___ Record list ___

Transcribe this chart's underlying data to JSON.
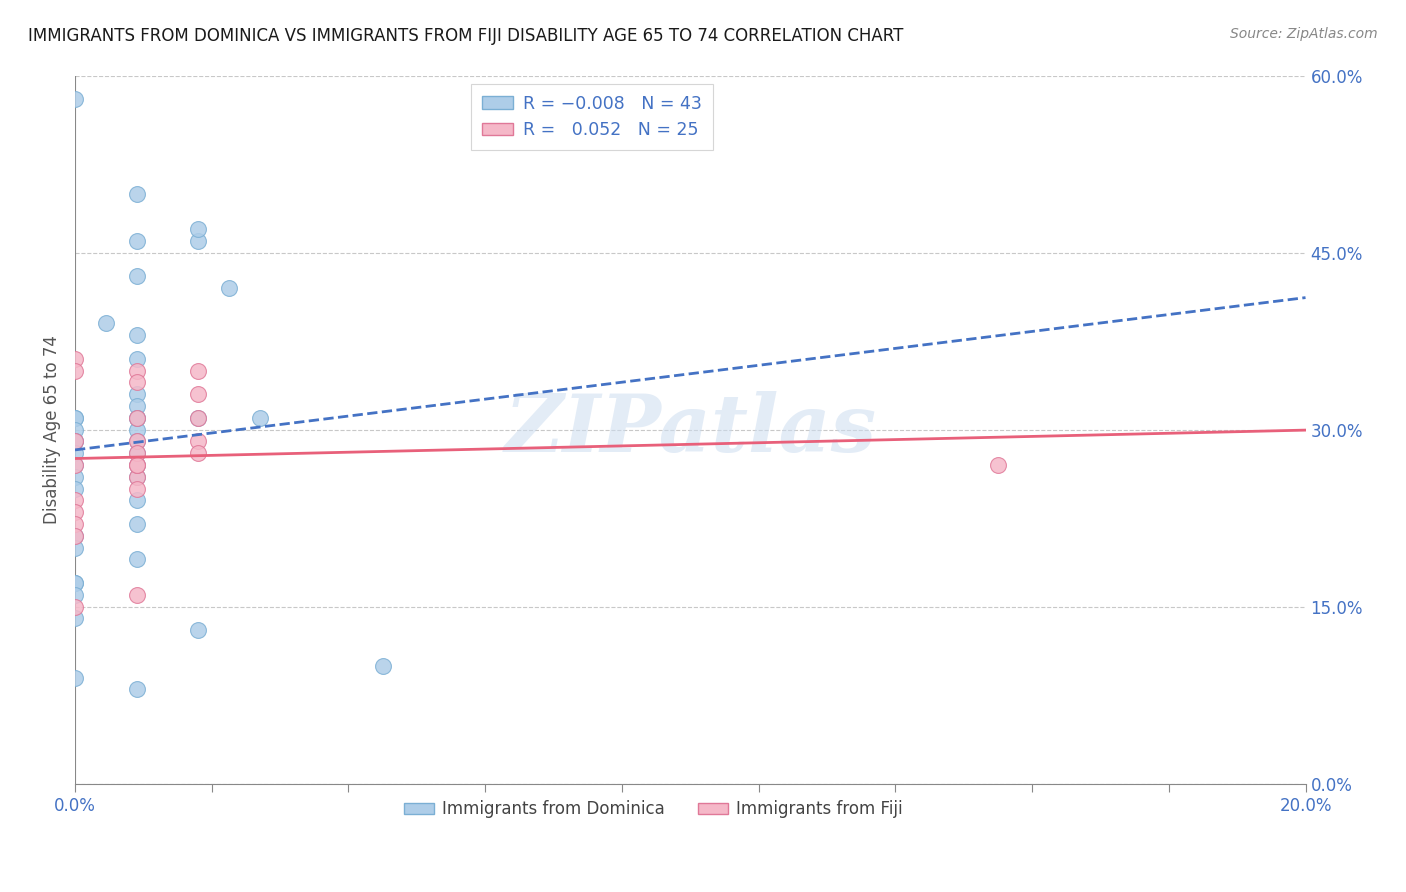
{
  "title": "IMMIGRANTS FROM DOMINICA VS IMMIGRANTS FROM FIJI DISABILITY AGE 65 TO 74 CORRELATION CHART",
  "source": "Source: ZipAtlas.com",
  "xlim": [
    0.0,
    0.2
  ],
  "ylim": [
    0.0,
    0.6
  ],
  "ylabel_label": "Disability Age 65 to 74",
  "dominica_color": "#aecde8",
  "dominica_edge_color": "#7bafd4",
  "fiji_color": "#f5b8c8",
  "fiji_edge_color": "#e07898",
  "dominica_R": -0.008,
  "dominica_N": 43,
  "fiji_R": 0.052,
  "fiji_N": 25,
  "dominica_x": [
    0.0,
    0.01,
    0.01,
    0.02,
    0.01,
    0.02,
    0.025,
    0.005,
    0.01,
    0.01,
    0.01,
    0.01,
    0.02,
    0.0,
    0.01,
    0.0,
    0.0,
    0.01,
    0.01,
    0.0,
    0.0,
    0.0,
    0.01,
    0.01,
    0.0,
    0.0,
    0.01,
    0.0,
    0.01,
    0.01,
    0.0,
    0.0,
    0.01,
    0.0,
    0.0,
    0.0,
    0.0,
    0.05,
    0.02,
    0.0,
    0.01,
    0.01,
    0.03
  ],
  "dominica_y": [
    0.58,
    0.5,
    0.43,
    0.46,
    0.46,
    0.47,
    0.42,
    0.39,
    0.36,
    0.38,
    0.33,
    0.32,
    0.31,
    0.31,
    0.31,
    0.31,
    0.3,
    0.3,
    0.29,
    0.29,
    0.29,
    0.28,
    0.28,
    0.27,
    0.27,
    0.26,
    0.26,
    0.25,
    0.24,
    0.22,
    0.21,
    0.2,
    0.19,
    0.17,
    0.17,
    0.16,
    0.14,
    0.1,
    0.13,
    0.09,
    0.08,
    0.31,
    0.31
  ],
  "fiji_x": [
    0.0,
    0.0,
    0.0,
    0.01,
    0.01,
    0.01,
    0.01,
    0.02,
    0.02,
    0.02,
    0.02,
    0.0,
    0.01,
    0.01,
    0.0,
    0.0,
    0.01,
    0.0,
    0.01,
    0.02,
    0.01,
    0.01,
    0.0,
    0.0,
    0.15
  ],
  "fiji_y": [
    0.36,
    0.35,
    0.29,
    0.35,
    0.34,
    0.31,
    0.29,
    0.35,
    0.33,
    0.31,
    0.29,
    0.27,
    0.26,
    0.25,
    0.24,
    0.23,
    0.16,
    0.15,
    0.27,
    0.28,
    0.28,
    0.27,
    0.22,
    0.21,
    0.27
  ],
  "dominica_line_color": "#4472c4",
  "fiji_line_color": "#e8607a",
  "watermark": "ZIPatlas",
  "bg_color": "#ffffff",
  "grid_color": "#c8c8c8",
  "tick_color": "#888888",
  "label_color": "#4472c4"
}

___

What to produce:
Transcribe every line in the entries above, taking out only the images.

Solution:
Transcribe this chart's underlying data to JSON.
{
  "title": "IMMIGRANTS FROM DOMINICA VS IMMIGRANTS FROM FIJI DISABILITY AGE 65 TO 74 CORRELATION CHART",
  "source": "Source: ZipAtlas.com",
  "xlim": [
    0.0,
    0.2
  ],
  "ylim": [
    0.0,
    0.6
  ],
  "ylabel_label": "Disability Age 65 to 74",
  "dominica_color": "#aecde8",
  "dominica_edge_color": "#7bafd4",
  "fiji_color": "#f5b8c8",
  "fiji_edge_color": "#e07898",
  "dominica_R": -0.008,
  "dominica_N": 43,
  "fiji_R": 0.052,
  "fiji_N": 25,
  "dominica_x": [
    0.0,
    0.01,
    0.01,
    0.02,
    0.01,
    0.02,
    0.025,
    0.005,
    0.01,
    0.01,
    0.01,
    0.01,
    0.02,
    0.0,
    0.01,
    0.0,
    0.0,
    0.01,
    0.01,
    0.0,
    0.0,
    0.0,
    0.01,
    0.01,
    0.0,
    0.0,
    0.01,
    0.0,
    0.01,
    0.01,
    0.0,
    0.0,
    0.01,
    0.0,
    0.0,
    0.0,
    0.0,
    0.05,
    0.02,
    0.0,
    0.01,
    0.01,
    0.03
  ],
  "dominica_y": [
    0.58,
    0.5,
    0.43,
    0.46,
    0.46,
    0.47,
    0.42,
    0.39,
    0.36,
    0.38,
    0.33,
    0.32,
    0.31,
    0.31,
    0.31,
    0.31,
    0.3,
    0.3,
    0.29,
    0.29,
    0.29,
    0.28,
    0.28,
    0.27,
    0.27,
    0.26,
    0.26,
    0.25,
    0.24,
    0.22,
    0.21,
    0.2,
    0.19,
    0.17,
    0.17,
    0.16,
    0.14,
    0.1,
    0.13,
    0.09,
    0.08,
    0.31,
    0.31
  ],
  "fiji_x": [
    0.0,
    0.0,
    0.0,
    0.01,
    0.01,
    0.01,
    0.01,
    0.02,
    0.02,
    0.02,
    0.02,
    0.0,
    0.01,
    0.01,
    0.0,
    0.0,
    0.01,
    0.0,
    0.01,
    0.02,
    0.01,
    0.01,
    0.0,
    0.0,
    0.15
  ],
  "fiji_y": [
    0.36,
    0.35,
    0.29,
    0.35,
    0.34,
    0.31,
    0.29,
    0.35,
    0.33,
    0.31,
    0.29,
    0.27,
    0.26,
    0.25,
    0.24,
    0.23,
    0.16,
    0.15,
    0.27,
    0.28,
    0.28,
    0.27,
    0.22,
    0.21,
    0.27
  ],
  "dominica_line_color": "#4472c4",
  "fiji_line_color": "#e8607a",
  "watermark": "ZIPatlas",
  "bg_color": "#ffffff",
  "grid_color": "#c8c8c8",
  "tick_color": "#888888",
  "label_color": "#4472c4"
}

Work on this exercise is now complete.